### Extracted entries
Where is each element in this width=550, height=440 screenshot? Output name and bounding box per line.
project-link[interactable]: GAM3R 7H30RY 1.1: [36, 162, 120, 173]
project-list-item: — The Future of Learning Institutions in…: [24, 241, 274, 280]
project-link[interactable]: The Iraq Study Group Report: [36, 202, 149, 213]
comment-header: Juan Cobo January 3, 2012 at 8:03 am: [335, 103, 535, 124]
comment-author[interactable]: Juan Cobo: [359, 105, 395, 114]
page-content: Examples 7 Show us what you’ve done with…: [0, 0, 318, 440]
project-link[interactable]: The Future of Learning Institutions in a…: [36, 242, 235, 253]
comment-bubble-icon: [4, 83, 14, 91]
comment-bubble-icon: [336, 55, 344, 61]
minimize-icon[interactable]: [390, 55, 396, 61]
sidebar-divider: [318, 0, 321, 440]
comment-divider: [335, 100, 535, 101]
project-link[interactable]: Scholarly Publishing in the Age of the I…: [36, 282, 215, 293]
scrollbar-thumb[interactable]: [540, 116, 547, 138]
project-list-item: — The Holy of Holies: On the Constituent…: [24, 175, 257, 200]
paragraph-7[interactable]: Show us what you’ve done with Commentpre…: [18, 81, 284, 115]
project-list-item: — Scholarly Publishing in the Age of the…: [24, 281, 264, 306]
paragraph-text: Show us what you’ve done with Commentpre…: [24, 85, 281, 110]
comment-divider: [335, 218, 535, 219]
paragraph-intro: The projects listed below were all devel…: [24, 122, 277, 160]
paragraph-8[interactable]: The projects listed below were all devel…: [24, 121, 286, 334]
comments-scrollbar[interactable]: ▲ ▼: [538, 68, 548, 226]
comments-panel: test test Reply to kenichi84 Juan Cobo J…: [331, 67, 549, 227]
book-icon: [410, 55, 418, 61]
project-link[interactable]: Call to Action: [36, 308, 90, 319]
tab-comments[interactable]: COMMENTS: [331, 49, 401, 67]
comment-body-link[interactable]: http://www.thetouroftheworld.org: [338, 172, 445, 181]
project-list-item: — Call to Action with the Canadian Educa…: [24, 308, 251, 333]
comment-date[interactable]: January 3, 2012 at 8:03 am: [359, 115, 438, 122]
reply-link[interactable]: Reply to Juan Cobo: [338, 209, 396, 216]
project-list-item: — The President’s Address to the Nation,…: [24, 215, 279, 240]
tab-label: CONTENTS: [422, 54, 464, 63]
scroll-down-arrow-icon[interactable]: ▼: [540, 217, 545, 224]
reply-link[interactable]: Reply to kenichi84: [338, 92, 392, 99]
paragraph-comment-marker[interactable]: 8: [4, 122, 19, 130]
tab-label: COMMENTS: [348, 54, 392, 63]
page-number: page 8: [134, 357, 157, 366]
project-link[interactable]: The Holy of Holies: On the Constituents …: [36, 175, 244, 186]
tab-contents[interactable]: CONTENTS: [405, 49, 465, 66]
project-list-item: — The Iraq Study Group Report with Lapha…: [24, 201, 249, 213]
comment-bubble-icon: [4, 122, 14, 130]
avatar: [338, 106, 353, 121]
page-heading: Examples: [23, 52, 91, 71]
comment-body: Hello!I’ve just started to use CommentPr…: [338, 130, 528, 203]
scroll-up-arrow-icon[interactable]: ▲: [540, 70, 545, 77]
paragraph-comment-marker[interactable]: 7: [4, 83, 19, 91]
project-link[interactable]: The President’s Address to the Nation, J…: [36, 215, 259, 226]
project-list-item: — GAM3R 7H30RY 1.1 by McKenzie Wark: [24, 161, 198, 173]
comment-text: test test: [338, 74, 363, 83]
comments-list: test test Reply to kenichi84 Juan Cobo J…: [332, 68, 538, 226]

### Aim of the exercise
Copy the records from the start through the line that contains "project-link[interactable]: Scholarly Publishing", replacing "project-link" with "entry-link" and leaving everything else unchanged.

### Output of the task
Where is each element in this width=550, height=440 screenshot? Output name and bounding box per line.
entry-link[interactable]: GAM3R 7H30RY 1.1: [36, 162, 120, 173]
project-list-item: — The Future of Learning Institutions in…: [24, 241, 274, 280]
entry-link[interactable]: The Iraq Study Group Report: [36, 202, 149, 213]
comment-header: Juan Cobo January 3, 2012 at 8:03 am: [335, 103, 535, 124]
comment-author[interactable]: Juan Cobo: [359, 105, 395, 114]
page-content: Examples 7 Show us what you’ve done with…: [0, 0, 318, 440]
entry-link[interactable]: The Future of Learning Institutions in a…: [36, 242, 235, 253]
comment-bubble-icon: [4, 83, 14, 91]
comment-bubble-icon: [336, 55, 344, 61]
minimize-icon[interactable]: [390, 55, 396, 61]
sidebar-divider: [318, 0, 321, 440]
comment-divider: [335, 100, 535, 101]
entry-link[interactable]: Scholarly Publishing in the Age of the I…: [36, 282, 215, 293]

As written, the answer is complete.